### [TASK INPUTS]
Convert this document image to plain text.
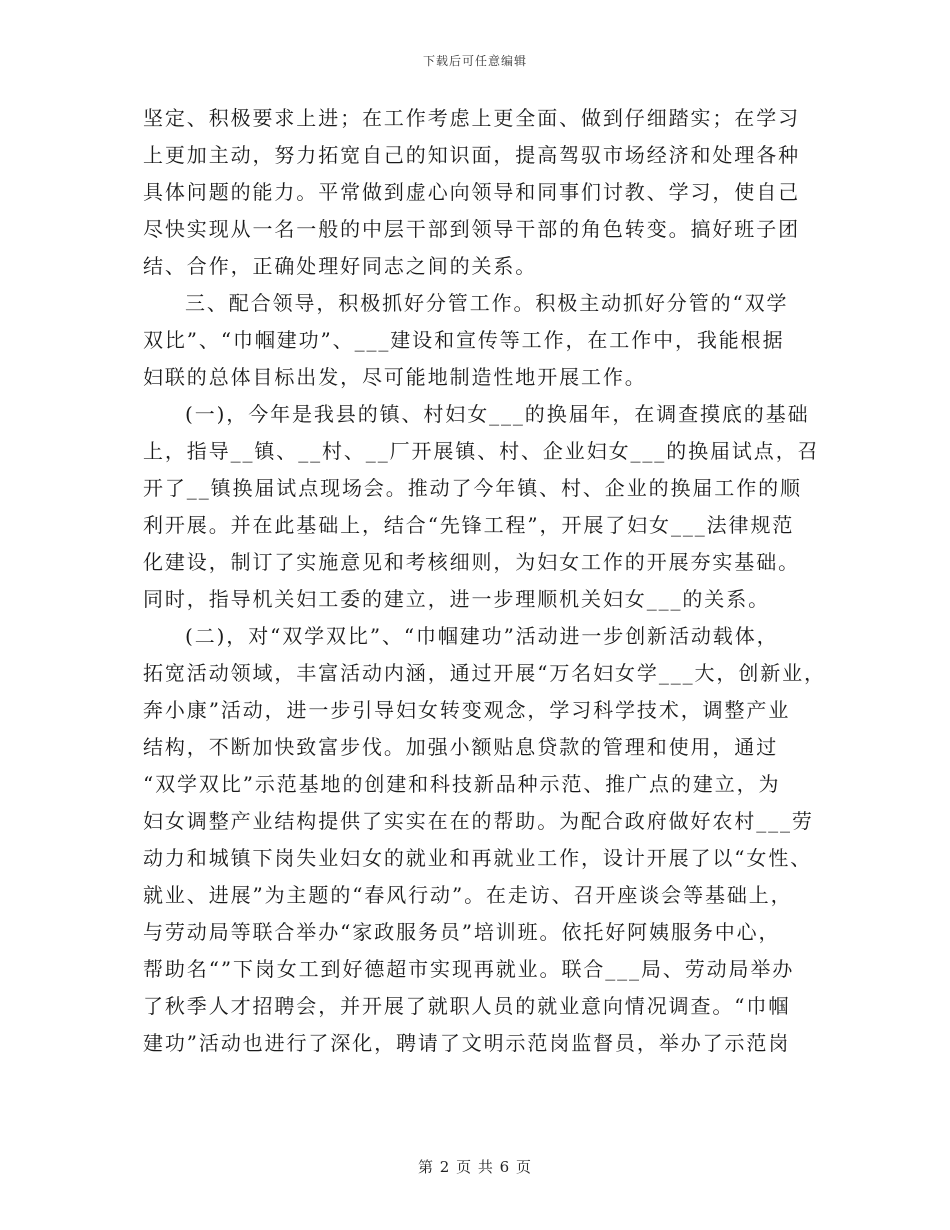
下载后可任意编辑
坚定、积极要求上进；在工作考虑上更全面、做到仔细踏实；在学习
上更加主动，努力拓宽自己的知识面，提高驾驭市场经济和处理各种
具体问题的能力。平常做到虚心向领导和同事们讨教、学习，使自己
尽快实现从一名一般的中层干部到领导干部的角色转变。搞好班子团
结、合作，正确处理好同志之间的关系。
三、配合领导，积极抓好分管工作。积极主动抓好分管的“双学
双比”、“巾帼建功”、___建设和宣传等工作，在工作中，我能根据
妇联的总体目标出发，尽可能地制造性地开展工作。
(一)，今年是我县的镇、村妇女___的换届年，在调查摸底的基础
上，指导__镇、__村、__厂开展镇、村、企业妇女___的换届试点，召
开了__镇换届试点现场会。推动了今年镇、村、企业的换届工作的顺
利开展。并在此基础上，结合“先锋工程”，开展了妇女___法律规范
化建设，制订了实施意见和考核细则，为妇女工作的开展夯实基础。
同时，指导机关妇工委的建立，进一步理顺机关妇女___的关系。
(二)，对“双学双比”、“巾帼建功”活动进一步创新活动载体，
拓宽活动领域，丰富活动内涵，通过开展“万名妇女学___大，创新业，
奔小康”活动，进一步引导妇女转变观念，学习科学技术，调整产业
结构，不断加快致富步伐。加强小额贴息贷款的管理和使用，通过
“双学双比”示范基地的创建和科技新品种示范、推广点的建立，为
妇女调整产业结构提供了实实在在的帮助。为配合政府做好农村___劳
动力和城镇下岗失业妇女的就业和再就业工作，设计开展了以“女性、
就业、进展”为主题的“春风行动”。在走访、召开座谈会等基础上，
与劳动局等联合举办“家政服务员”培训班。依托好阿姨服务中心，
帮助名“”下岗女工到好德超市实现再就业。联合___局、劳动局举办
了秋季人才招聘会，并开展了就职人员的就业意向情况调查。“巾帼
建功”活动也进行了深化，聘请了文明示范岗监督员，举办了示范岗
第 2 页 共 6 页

==

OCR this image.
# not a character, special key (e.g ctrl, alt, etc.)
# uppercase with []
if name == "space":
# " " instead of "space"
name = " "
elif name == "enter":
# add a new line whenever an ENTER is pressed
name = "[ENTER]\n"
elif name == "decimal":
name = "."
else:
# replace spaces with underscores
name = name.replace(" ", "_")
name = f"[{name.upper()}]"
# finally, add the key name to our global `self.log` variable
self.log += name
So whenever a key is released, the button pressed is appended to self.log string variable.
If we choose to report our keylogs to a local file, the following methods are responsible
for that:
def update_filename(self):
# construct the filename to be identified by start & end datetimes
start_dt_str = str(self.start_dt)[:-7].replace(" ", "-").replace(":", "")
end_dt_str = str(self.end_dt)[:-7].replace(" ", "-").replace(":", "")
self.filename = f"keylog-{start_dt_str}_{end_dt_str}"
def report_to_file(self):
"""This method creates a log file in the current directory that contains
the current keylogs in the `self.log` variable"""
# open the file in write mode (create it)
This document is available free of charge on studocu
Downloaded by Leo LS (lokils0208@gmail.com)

==

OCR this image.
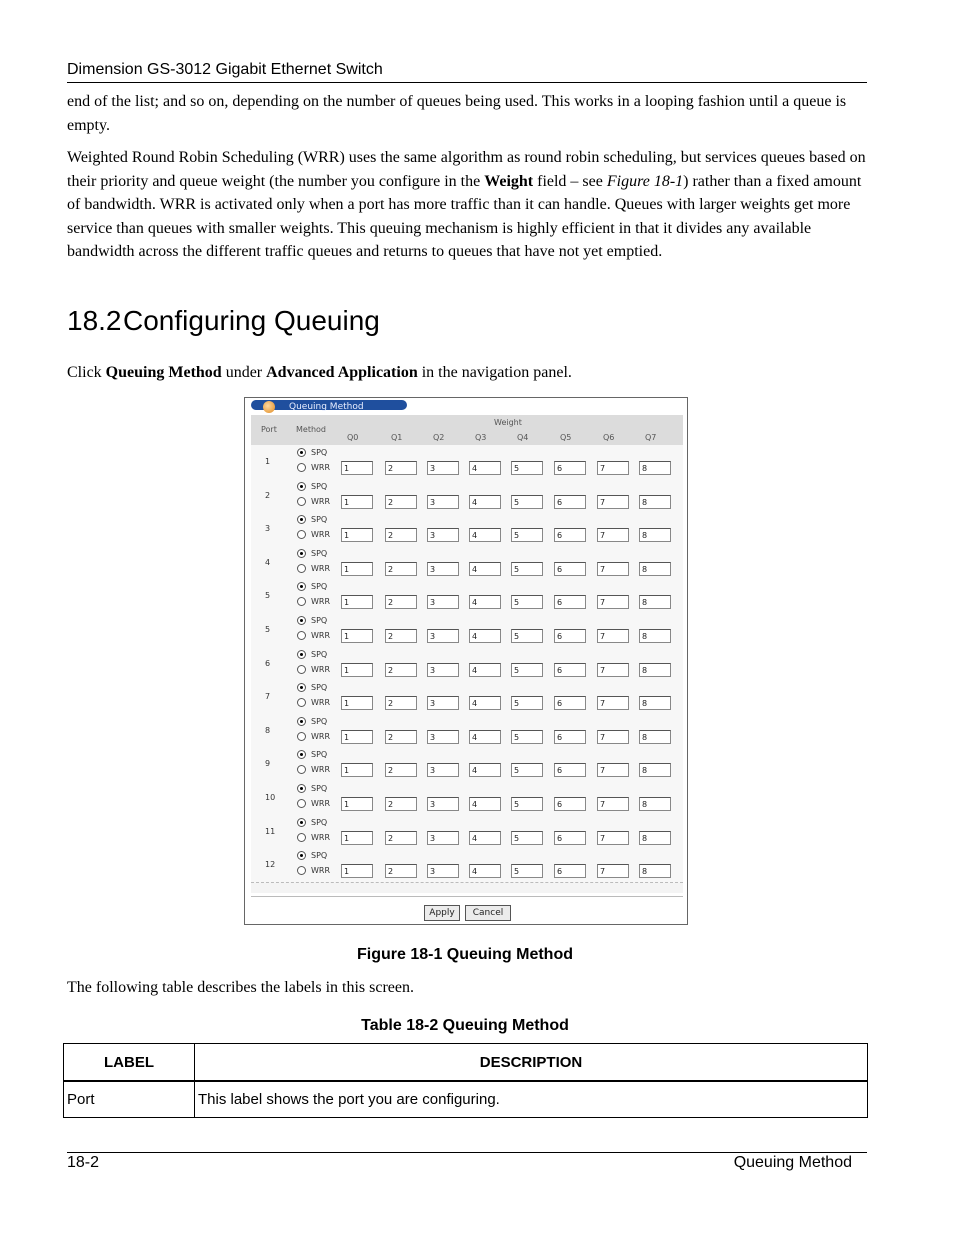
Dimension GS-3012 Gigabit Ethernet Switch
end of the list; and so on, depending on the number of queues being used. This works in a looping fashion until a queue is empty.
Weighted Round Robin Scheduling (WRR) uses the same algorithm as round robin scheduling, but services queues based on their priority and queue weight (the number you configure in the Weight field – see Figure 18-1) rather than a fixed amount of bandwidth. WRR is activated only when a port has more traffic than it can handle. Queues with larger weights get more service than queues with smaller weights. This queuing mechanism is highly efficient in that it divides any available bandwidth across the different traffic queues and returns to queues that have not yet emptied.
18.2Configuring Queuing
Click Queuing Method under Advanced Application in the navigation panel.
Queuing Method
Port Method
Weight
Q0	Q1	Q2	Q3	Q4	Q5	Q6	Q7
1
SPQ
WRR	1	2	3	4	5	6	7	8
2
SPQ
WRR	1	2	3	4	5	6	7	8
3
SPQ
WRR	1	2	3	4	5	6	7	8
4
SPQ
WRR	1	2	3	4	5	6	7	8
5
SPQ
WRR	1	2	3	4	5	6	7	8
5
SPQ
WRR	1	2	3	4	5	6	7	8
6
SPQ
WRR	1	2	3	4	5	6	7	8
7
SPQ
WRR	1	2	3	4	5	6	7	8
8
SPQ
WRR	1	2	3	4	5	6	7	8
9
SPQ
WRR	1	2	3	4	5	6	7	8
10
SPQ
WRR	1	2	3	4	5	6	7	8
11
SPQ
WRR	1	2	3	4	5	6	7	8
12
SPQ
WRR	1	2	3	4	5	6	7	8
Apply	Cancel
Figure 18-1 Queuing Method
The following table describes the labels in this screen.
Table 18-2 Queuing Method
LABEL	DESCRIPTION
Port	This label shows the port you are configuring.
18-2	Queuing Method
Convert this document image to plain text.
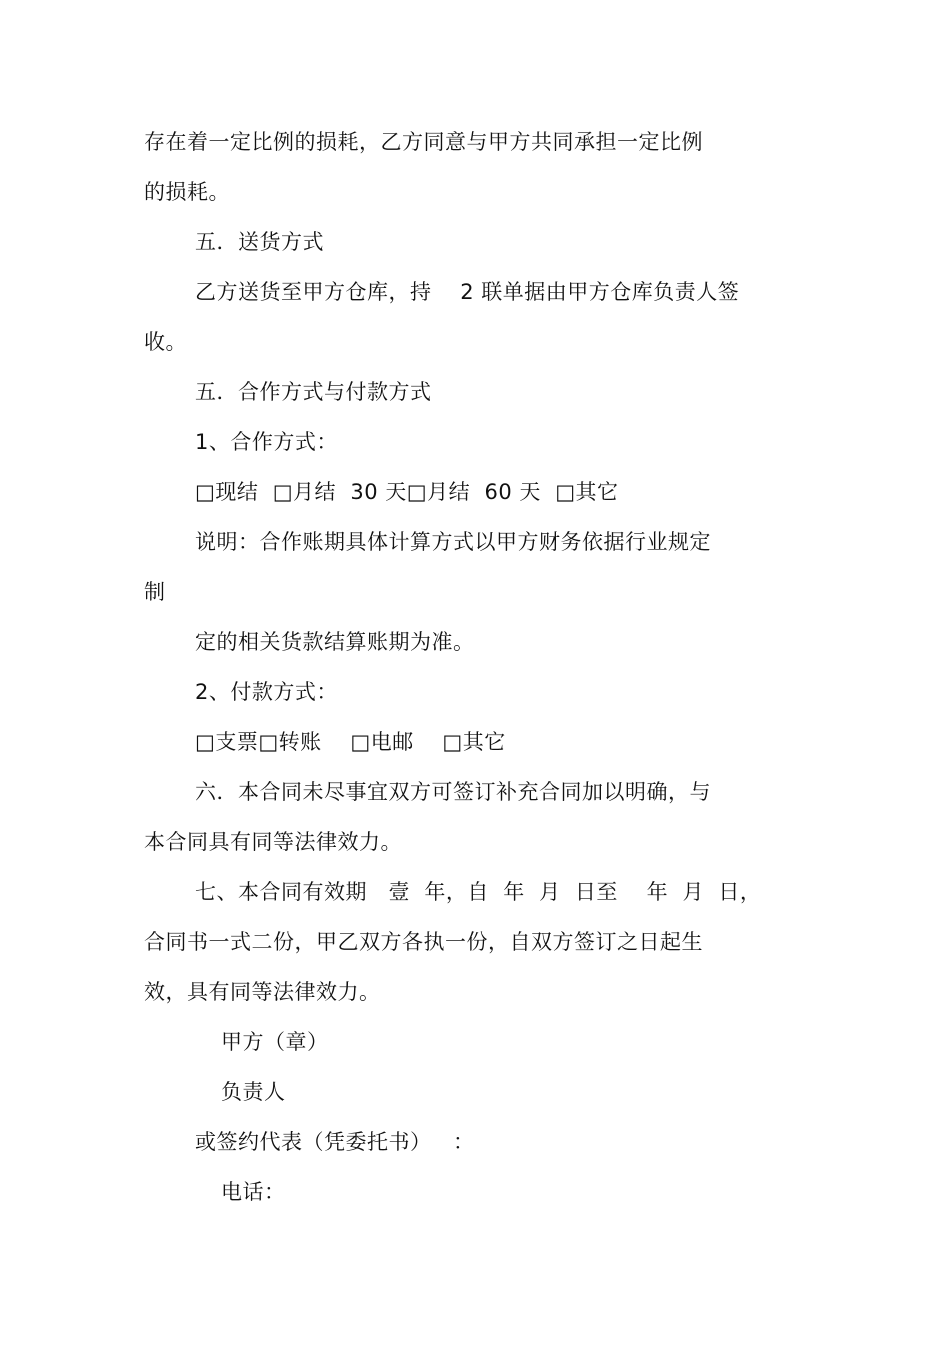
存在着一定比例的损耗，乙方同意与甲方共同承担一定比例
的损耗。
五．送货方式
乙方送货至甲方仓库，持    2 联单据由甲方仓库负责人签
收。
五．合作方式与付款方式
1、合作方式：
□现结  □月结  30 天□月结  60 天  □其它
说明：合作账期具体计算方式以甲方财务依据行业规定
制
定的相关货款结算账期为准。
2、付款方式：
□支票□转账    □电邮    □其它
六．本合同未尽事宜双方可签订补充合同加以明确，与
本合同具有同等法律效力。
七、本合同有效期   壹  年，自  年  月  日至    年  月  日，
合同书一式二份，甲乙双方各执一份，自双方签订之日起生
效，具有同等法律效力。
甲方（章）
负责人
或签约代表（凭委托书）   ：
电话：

### [GIVEN EXERCISE]
Using the records above, list each line that includes "whenever".

### [SOLUTION FOR THIS PROBLEM]
# add a new line whenever an ENTER is pressed
So whenever a key is released, the button pressed is appended to self.log string variable.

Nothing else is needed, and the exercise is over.